▶ _DATA EXCERPTS_:
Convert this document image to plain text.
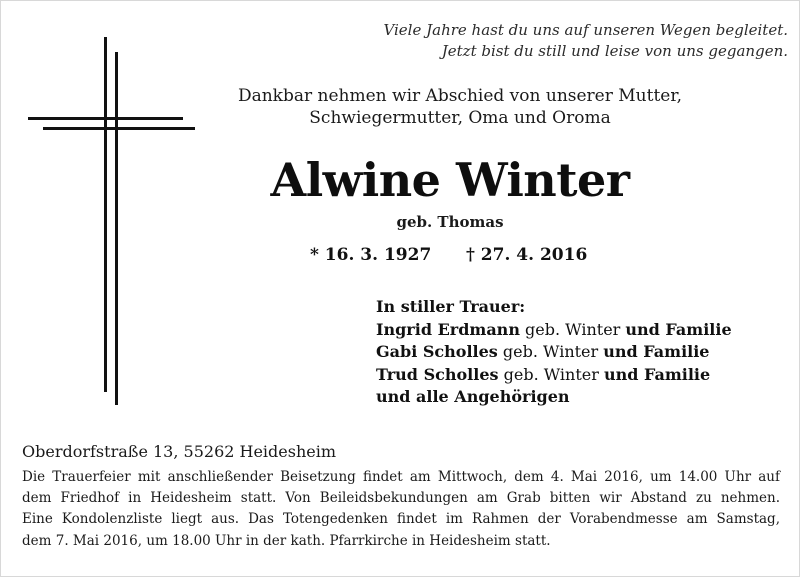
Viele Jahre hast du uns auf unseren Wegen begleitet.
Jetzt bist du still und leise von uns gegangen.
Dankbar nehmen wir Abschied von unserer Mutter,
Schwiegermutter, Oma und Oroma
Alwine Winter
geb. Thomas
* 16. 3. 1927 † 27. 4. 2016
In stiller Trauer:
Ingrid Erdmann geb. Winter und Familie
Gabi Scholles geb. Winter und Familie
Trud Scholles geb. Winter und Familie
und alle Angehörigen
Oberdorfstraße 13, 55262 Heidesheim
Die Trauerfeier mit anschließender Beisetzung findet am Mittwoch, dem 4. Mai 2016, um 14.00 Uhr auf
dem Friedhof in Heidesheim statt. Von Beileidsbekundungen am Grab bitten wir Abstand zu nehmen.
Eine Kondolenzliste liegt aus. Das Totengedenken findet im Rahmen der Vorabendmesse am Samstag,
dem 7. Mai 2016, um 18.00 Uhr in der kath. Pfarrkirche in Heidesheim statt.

▶ _TO BE DONE_:
Copy out each line in the listing that has the word "findet".

▶ _ANSWER BELOW_:
Die Trauerfeier mit anschließender Beisetzung findet am Mittwoch, dem 4. Mai 2016, um 14.00 Uhr auf
Eine Kondolenzliste liegt aus. Das Totengedenken findet im Rahmen der Vorabendmesse am Samstag,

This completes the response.